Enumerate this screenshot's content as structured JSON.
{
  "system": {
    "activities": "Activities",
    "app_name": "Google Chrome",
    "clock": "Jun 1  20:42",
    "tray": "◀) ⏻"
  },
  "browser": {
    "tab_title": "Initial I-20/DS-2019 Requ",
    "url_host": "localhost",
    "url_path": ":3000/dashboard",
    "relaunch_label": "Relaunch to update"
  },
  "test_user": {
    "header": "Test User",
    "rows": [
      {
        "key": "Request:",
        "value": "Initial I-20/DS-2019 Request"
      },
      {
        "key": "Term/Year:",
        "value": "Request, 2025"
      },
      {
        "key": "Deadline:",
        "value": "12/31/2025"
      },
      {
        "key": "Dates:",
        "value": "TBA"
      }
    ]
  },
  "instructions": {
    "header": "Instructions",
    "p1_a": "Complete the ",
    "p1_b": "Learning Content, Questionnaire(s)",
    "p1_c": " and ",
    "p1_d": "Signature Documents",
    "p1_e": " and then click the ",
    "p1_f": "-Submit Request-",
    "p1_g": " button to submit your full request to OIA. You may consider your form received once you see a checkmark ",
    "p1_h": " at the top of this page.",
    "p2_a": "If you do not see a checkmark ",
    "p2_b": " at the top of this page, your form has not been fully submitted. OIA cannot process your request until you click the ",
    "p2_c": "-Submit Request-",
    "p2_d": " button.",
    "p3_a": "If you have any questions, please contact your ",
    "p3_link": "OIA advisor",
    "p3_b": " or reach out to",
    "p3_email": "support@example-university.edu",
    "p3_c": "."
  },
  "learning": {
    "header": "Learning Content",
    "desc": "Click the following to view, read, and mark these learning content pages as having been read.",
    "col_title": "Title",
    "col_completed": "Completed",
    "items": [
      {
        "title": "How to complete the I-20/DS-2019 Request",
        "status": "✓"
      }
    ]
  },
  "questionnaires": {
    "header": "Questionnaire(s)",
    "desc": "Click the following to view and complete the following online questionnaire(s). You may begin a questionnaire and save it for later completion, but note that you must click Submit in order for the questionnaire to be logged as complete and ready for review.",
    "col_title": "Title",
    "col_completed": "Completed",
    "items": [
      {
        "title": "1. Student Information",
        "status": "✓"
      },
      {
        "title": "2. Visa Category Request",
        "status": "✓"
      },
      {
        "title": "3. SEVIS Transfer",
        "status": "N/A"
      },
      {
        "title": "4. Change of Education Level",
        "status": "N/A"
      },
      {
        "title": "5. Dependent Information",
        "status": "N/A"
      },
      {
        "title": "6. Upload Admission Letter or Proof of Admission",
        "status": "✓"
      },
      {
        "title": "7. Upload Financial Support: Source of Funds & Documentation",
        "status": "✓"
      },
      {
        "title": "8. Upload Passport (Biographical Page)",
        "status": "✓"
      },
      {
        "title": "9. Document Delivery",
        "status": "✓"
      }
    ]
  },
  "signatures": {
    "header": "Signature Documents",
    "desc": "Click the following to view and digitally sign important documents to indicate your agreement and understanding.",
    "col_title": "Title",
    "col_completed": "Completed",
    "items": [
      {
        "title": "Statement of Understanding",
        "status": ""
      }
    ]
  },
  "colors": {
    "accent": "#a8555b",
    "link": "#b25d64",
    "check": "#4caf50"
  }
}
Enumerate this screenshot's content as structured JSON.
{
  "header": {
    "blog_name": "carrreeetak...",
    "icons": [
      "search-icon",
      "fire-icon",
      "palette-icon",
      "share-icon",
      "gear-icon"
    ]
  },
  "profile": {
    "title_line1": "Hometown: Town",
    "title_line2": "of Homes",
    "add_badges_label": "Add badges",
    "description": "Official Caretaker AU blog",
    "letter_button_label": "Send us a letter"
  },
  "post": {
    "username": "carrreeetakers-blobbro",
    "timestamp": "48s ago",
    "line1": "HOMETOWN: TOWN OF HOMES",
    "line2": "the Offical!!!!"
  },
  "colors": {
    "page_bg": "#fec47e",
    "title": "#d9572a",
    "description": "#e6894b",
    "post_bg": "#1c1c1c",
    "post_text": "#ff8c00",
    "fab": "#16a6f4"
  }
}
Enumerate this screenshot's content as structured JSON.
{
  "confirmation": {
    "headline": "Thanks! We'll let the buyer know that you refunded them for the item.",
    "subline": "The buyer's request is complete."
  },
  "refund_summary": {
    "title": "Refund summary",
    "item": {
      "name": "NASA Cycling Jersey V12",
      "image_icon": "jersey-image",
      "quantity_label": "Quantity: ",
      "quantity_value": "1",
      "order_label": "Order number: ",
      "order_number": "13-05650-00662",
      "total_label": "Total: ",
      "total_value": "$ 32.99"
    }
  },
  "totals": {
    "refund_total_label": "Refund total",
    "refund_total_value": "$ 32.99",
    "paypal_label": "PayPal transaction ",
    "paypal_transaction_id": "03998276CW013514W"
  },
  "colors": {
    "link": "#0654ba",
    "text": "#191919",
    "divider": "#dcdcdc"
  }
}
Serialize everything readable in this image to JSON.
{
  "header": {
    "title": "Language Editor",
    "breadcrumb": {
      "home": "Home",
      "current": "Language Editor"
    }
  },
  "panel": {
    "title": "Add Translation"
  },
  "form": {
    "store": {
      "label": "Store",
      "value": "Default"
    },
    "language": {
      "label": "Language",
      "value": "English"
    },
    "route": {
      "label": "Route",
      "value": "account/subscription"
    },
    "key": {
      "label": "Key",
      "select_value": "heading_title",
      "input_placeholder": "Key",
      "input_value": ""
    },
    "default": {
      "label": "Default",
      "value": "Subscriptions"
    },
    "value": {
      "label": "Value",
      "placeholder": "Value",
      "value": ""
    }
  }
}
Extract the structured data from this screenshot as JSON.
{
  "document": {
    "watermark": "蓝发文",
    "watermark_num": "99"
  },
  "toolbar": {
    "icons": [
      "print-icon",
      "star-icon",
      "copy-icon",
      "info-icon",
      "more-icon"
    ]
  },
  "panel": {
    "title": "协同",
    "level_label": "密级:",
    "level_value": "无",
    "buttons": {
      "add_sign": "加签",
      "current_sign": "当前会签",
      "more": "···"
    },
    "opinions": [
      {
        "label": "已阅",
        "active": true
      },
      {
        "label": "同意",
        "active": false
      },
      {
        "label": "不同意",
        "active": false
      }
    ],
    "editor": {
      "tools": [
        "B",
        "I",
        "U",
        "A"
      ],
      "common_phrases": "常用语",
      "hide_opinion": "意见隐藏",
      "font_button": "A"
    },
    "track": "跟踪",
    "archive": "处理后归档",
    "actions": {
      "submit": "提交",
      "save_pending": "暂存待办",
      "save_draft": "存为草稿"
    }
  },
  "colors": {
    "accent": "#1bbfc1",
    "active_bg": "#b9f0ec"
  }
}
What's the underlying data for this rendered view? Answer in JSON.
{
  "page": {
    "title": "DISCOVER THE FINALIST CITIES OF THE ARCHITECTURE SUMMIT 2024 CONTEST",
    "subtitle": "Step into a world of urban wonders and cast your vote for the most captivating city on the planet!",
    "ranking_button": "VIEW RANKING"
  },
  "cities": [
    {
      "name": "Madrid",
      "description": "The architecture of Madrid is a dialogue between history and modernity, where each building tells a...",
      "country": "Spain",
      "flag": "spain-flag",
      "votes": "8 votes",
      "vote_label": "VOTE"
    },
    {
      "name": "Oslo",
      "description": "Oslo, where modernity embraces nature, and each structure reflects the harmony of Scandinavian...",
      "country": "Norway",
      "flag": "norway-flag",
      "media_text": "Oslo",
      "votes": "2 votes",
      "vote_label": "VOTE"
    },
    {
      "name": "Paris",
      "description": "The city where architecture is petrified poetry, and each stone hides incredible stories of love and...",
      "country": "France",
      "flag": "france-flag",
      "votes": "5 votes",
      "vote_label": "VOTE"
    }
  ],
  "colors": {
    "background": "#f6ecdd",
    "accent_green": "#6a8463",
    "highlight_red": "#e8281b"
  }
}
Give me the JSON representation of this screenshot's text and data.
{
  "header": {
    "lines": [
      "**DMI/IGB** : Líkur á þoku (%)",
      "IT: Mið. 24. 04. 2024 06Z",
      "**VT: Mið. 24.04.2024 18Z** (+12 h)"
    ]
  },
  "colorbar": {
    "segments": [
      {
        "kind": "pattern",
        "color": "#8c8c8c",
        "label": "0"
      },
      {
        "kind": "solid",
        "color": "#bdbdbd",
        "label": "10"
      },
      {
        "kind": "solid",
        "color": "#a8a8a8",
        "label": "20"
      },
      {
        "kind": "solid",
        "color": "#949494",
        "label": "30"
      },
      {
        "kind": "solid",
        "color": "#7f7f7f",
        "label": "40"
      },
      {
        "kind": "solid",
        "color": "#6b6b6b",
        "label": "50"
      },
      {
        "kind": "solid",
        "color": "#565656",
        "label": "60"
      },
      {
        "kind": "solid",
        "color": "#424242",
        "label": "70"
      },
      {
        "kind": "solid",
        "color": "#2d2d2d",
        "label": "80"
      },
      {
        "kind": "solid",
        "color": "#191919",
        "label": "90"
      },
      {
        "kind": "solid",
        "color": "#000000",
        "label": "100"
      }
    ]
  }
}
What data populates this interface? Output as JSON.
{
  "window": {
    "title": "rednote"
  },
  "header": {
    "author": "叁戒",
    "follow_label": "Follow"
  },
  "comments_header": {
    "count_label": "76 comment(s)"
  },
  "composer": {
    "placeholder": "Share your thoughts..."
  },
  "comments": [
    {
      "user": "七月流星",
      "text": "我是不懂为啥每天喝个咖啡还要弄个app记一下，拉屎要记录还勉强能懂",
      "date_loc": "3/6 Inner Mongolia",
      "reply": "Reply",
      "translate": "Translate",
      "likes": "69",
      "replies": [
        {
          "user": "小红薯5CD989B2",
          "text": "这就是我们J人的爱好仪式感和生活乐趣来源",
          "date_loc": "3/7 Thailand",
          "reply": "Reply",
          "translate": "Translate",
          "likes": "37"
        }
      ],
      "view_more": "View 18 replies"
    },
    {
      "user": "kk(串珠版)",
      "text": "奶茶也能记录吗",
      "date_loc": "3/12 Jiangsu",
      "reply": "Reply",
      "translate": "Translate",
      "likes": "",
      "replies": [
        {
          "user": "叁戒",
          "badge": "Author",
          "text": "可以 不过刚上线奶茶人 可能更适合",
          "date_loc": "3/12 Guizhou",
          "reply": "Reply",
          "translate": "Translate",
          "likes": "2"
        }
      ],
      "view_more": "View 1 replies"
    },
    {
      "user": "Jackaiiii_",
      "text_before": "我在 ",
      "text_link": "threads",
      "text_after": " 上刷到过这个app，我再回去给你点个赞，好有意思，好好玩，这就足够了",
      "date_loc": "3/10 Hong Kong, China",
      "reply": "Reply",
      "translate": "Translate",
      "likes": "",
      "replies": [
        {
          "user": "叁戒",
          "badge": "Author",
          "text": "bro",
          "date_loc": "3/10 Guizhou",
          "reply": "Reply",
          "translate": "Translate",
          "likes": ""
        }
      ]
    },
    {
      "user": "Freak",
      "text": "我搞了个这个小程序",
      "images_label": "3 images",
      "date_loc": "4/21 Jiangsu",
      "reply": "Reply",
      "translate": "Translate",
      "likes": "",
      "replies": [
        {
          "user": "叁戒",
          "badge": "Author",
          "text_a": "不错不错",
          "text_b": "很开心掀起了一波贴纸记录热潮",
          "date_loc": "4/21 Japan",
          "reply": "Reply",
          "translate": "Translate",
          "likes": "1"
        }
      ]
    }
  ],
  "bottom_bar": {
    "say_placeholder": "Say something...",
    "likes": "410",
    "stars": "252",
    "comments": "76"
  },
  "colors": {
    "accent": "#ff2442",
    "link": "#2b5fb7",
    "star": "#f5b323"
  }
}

EXERCISE PROMPT: Pull out each line of the entries that contains "flag".

SOLUTION TO THE EXERCISE:
      "flag": "spain-flag",
      "flag": "norway-flag",
      "flag": "france-flag",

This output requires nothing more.